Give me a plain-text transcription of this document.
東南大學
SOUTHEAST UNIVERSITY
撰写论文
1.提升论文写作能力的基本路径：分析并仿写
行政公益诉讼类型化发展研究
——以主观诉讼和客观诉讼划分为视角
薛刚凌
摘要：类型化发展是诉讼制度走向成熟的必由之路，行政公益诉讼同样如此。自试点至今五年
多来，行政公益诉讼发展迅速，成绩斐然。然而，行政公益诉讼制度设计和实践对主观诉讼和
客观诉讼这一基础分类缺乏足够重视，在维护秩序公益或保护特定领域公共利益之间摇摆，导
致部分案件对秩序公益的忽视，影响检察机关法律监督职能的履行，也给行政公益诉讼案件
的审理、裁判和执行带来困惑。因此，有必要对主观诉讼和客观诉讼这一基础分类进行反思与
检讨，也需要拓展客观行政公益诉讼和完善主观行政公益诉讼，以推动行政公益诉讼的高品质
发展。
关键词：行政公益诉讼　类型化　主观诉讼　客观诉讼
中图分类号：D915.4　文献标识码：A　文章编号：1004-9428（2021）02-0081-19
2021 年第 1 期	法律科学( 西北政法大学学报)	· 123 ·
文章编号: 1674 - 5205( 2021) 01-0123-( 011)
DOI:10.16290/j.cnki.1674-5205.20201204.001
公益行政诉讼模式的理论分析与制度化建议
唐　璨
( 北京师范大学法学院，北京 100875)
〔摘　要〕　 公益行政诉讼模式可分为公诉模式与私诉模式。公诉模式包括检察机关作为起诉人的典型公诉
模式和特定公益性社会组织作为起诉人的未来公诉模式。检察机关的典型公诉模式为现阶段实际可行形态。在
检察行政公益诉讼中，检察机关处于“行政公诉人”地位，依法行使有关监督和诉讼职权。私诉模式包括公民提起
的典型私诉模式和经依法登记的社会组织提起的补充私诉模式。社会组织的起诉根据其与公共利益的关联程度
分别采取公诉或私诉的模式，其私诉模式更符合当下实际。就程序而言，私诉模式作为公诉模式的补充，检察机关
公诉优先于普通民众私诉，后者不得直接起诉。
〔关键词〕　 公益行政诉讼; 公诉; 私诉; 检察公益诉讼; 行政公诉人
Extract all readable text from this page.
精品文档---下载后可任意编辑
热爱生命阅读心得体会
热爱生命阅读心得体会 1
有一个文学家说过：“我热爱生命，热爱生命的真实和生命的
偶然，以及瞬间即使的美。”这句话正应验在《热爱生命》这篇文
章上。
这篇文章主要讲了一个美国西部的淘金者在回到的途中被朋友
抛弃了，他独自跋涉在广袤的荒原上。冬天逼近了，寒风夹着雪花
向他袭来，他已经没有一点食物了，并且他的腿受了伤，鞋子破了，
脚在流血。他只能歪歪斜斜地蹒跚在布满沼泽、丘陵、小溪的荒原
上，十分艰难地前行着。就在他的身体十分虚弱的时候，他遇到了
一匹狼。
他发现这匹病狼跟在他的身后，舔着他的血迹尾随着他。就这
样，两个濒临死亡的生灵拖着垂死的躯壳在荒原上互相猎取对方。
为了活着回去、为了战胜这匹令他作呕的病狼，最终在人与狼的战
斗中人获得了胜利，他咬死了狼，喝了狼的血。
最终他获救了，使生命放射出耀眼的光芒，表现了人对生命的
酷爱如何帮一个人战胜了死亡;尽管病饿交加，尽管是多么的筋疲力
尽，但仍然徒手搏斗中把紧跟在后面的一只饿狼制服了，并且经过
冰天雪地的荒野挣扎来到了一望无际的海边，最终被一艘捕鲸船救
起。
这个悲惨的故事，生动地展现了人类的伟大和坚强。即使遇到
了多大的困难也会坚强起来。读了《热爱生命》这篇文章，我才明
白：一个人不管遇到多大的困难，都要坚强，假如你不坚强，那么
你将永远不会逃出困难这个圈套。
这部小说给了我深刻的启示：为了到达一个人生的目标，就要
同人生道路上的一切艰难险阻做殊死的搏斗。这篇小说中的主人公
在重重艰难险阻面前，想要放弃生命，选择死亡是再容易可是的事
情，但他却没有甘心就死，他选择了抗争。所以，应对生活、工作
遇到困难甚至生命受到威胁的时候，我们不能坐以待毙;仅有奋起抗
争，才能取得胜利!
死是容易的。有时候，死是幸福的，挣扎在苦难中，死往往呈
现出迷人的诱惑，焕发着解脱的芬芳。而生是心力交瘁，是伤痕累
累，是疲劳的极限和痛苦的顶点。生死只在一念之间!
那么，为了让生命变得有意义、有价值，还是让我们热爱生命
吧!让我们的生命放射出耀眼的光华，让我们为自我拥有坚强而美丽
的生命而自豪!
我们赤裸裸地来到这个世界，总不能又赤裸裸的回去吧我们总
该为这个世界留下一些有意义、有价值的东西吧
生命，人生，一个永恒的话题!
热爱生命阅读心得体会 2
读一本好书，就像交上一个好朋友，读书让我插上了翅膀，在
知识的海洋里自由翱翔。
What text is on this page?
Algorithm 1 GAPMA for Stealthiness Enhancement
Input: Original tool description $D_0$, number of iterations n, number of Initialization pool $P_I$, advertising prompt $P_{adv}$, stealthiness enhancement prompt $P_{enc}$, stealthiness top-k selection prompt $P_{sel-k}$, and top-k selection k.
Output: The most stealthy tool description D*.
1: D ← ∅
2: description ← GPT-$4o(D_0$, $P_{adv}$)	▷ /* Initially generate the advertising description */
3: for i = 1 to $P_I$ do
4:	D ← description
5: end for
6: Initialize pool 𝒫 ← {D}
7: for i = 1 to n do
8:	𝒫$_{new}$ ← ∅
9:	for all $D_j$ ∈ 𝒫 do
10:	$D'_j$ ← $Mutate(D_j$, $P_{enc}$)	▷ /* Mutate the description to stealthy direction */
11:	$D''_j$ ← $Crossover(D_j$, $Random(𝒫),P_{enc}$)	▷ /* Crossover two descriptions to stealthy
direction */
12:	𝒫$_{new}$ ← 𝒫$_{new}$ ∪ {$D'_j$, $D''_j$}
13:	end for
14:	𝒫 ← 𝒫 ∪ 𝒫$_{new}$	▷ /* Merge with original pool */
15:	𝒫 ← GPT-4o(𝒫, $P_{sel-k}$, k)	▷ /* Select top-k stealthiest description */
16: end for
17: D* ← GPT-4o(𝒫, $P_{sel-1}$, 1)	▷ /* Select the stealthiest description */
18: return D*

━━━━━━

DIRECTIVE: Copy out every line of the material above that mentions the word "direction".

EXERCISE SOLUTION:
10:	$D'_j$ ← $Mutate(D_j$, $P_{enc}$)	▷ /* Mutate the description to stealthy direction */
direction */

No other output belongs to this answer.